# Problem details
In the listing below, pick out lines with "value".
───── Source data ─────
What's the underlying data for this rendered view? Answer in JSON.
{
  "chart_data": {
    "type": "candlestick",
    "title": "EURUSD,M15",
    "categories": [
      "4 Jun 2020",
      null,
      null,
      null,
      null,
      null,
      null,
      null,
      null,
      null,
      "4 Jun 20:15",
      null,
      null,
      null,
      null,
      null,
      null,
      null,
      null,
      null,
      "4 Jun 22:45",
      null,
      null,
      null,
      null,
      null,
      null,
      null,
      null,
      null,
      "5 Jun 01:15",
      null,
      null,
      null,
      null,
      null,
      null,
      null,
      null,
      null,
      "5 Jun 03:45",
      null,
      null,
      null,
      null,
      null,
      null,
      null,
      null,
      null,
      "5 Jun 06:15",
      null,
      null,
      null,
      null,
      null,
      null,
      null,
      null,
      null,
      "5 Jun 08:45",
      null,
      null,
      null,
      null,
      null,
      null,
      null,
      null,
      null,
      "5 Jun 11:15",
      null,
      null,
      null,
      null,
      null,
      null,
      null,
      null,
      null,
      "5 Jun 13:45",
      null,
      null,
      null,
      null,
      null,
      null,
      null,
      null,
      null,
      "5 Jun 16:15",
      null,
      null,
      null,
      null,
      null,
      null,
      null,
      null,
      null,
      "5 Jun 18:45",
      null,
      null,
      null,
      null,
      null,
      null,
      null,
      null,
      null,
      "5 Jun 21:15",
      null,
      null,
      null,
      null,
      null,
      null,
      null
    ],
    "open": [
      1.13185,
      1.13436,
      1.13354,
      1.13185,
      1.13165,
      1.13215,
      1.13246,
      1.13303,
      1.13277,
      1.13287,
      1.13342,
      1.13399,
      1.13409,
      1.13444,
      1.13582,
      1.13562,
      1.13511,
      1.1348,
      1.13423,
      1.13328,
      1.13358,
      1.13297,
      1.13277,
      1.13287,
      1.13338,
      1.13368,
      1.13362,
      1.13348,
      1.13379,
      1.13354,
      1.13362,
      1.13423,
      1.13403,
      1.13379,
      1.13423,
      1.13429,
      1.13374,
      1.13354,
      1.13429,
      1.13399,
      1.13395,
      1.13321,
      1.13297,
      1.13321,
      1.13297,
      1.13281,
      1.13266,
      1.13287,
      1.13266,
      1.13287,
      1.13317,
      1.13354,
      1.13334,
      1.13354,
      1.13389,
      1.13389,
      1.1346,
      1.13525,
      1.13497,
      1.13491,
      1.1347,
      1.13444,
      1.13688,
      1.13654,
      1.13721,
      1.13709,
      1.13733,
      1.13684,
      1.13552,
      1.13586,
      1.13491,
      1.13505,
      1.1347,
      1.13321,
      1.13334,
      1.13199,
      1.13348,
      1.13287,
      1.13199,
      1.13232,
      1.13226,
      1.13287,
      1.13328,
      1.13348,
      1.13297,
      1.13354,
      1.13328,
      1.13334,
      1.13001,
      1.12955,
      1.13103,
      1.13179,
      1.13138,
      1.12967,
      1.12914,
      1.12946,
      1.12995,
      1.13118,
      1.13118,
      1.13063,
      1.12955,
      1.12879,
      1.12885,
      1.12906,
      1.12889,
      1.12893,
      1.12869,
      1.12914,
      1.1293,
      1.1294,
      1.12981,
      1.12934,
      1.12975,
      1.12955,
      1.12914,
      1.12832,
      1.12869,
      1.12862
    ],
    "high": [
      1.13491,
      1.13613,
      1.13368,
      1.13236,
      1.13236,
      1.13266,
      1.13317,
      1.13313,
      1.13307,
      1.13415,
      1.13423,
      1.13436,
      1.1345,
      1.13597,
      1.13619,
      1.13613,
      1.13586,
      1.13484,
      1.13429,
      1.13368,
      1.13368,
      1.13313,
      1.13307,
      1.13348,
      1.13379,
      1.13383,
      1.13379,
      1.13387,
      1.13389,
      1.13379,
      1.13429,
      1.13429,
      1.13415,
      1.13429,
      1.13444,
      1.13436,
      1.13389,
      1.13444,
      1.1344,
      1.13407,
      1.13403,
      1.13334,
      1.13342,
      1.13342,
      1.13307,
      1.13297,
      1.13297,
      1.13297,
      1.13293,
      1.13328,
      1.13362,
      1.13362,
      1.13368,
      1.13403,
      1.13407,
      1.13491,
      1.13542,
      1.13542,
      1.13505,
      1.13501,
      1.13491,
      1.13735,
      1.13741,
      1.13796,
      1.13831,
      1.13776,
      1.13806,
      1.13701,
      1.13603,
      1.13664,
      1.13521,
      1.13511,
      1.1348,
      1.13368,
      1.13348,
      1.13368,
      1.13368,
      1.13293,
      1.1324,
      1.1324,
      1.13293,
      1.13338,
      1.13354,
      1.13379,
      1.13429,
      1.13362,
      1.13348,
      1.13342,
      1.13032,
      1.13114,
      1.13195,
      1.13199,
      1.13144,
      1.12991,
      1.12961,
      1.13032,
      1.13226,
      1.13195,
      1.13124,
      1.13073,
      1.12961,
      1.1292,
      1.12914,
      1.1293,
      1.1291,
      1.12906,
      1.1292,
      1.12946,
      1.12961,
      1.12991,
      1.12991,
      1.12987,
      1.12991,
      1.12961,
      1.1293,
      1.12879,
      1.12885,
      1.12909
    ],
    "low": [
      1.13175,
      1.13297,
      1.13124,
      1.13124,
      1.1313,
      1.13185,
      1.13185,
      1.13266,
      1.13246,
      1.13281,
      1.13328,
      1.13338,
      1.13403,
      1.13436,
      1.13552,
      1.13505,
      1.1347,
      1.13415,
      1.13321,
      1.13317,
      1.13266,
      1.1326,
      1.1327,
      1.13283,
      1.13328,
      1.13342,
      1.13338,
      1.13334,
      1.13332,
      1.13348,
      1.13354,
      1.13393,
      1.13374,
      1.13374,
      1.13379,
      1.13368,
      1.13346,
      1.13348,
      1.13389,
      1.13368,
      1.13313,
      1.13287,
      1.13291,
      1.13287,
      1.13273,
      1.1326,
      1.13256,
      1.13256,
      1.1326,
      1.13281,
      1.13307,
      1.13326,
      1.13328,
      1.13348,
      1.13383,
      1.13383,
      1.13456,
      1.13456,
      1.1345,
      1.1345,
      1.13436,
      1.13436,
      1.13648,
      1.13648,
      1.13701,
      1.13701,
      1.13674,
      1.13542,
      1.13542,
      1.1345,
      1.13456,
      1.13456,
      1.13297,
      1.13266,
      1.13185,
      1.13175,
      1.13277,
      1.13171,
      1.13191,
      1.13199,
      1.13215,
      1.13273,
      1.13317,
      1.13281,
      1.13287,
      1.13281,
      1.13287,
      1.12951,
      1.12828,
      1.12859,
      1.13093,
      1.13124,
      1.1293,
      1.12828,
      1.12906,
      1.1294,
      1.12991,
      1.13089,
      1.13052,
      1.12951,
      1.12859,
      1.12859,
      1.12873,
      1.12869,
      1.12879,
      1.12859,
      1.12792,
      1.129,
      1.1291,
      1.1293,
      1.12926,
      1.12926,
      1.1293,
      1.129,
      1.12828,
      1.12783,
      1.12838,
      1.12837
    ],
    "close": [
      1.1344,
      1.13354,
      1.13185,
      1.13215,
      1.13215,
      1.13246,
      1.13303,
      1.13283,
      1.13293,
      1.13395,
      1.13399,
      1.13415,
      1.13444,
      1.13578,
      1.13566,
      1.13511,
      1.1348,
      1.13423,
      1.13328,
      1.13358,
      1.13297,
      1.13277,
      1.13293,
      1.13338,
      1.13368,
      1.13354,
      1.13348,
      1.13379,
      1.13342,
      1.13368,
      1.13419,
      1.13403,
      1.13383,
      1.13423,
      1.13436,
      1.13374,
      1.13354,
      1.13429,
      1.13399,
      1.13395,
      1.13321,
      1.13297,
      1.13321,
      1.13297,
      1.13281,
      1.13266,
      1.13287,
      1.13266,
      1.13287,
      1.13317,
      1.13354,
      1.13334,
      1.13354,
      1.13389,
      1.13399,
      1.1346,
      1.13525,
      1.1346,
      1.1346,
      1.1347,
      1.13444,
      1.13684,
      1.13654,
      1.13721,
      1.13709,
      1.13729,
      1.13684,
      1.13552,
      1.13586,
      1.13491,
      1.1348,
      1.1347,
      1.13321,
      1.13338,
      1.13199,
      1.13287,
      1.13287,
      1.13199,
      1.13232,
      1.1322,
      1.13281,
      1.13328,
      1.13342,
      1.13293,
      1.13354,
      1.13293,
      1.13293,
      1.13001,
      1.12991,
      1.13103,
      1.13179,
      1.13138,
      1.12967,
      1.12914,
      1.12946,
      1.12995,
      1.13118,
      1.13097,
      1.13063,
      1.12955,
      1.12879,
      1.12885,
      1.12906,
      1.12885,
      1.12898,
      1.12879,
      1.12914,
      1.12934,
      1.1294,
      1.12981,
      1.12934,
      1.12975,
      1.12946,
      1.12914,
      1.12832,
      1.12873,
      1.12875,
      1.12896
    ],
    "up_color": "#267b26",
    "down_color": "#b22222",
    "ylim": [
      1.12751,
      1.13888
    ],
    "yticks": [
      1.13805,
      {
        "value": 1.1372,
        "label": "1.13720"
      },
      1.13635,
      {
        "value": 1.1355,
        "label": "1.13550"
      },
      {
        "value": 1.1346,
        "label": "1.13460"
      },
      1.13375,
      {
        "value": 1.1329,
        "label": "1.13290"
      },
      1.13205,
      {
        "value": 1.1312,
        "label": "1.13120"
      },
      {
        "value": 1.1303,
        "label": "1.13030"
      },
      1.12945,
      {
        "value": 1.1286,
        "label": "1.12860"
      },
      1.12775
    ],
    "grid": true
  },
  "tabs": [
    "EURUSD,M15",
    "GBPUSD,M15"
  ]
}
─────
# Answer to this exercise
        "value": 1.1372,
        "value": 1.1355,
        "value": 1.1346,
        "value": 1.1329,
        "value": 1.1312,
        "value": 1.1303,
        "value": 1.1286,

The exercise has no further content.